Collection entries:

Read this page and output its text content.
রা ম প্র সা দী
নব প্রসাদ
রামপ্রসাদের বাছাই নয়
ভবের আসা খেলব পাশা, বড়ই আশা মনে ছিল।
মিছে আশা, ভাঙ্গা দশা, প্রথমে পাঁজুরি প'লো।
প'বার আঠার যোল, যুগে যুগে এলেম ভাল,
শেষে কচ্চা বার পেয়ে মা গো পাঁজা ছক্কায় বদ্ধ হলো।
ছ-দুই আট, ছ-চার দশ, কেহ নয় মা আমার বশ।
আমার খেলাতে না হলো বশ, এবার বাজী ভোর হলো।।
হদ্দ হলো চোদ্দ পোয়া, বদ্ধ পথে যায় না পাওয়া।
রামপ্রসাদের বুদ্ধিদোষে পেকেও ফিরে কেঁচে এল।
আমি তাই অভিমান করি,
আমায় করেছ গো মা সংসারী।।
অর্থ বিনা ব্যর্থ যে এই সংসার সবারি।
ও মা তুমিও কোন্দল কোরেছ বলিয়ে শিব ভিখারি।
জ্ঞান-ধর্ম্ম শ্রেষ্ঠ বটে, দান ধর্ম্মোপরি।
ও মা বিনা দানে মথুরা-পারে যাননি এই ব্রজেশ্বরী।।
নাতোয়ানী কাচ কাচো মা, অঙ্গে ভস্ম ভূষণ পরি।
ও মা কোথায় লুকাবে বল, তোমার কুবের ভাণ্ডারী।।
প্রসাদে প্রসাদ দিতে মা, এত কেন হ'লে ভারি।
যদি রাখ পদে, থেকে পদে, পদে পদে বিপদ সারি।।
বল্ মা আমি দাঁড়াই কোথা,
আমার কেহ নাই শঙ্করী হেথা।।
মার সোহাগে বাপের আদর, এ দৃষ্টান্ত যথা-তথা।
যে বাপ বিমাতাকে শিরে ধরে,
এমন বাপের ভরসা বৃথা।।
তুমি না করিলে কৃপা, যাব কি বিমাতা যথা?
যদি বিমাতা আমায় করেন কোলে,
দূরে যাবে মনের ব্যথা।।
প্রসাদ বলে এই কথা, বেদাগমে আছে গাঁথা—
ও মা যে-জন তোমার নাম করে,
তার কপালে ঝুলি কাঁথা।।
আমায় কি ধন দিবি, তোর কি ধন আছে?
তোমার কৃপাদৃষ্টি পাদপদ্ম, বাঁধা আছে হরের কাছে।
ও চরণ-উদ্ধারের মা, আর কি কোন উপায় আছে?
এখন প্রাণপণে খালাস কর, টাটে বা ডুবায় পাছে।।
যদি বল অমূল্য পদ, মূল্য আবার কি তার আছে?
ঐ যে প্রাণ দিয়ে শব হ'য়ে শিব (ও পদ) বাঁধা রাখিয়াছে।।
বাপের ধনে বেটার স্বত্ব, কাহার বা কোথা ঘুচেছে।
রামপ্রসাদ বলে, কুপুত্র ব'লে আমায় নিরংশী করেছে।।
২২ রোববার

• [EXERCISE BRIEF] Reproduce the material above exactly; please quote every line of it.

• [WORKED SOLUTION]
Read this page and output its text content.
রা ম প্র সা দী
নব প্রসাদ
রামপ্রসাদের বাছাই নয়
ভবের আসা খেলব পাশা, বড়ই আশা মনে ছিল।
মিছে আশা, ভাঙ্গা দশা, প্রথমে পাঁজুরি প'লো।
প'বার আঠার যোল, যুগে যুগে এলেম ভাল,
শেষে কচ্চা বার পেয়ে মা গো পাঁজা ছক্কায় বদ্ধ হলো।
ছ-দুই আট, ছ-চার দশ, কেহ নয় মা আমার বশ।
আমার খেলাতে না হলো বশ, এবার বাজী ভোর হলো।।
হদ্দ হলো চোদ্দ পোয়া, বদ্ধ পথে যায় না পাওয়া।
রামপ্রসাদের বুদ্ধিদোষে পেকেও ফিরে কেঁচে এল।
আমি তাই অভিমান করি,
আমায় করেছ গো মা সংসারী।।
অর্থ বিনা ব্যর্থ যে এই সংসার সবারি।
ও মা তুমিও কোন্দল কোরেছ বলিয়ে শিব ভিখারি।
জ্ঞান-ধর্ম্ম শ্রেষ্ঠ বটে, দান ধর্ম্মোপরি।
ও মা বিনা দানে মথুরা-পারে যাননি এই ব্রজেশ্বরী।।
নাতোয়ানী কাচ কাচো মা, অঙ্গে ভস্ম ভূষণ পরি।
ও মা কোথায় লুকাবে বল, তোমার কুবের ভাণ্ডারী।।
প্রসাদে প্রসাদ দিতে মা, এত কেন হ'লে ভারি।
যদি রাখ পদে, থেকে পদে, পদে পদে বিপদ সারি।।
বল্ মা আমি দাঁড়াই কোথা,
আমার কেহ নাই শঙ্করী হেথা।।
মার সোহাগে বাপের আদর, এ দৃষ্টান্ত যথা-তথা।
যে বাপ বিমাতাকে শিরে ধরে,
এমন বাপের ভরসা বৃথা।।
তুমি না করিলে কৃপা, যাব কি বিমাতা যথা?
যদি বিমাতা আমায় করেন কোলে,
দূরে যাবে মনের ব্যথা।।
প্রসাদ বলে এই কথা, বেদাগমে আছে গাঁথা—
ও মা যে-জন তোমার নাম করে,
তার কপালে ঝুলি কাঁথা।।
আমায় কি ধন দিবি, তোর কি ধন আছে?
তোমার কৃপাদৃষ্টি পাদপদ্ম, বাঁধা আছে হরের কাছে।
ও চরণ-উদ্ধারের মা, আর কি কোন উপায় আছে?
এখন প্রাণপণে খালাস কর, টাটে বা ডুবায় পাছে।।
যদি বল অমূল্য পদ, মূল্য আবার কি তার আছে?
ঐ যে প্রাণ দিয়ে শব হ'য়ে শিব (ও পদ) বাঁধা রাখিয়াছে।।
বাপের ধনে বেটার স্বত্ব, কাহার বা কোথা ঘুচেছে।
রামপ্রসাদ বলে, কুপুত্র ব'লে আমায় নিরংশী করেছে।।
২২ রোববার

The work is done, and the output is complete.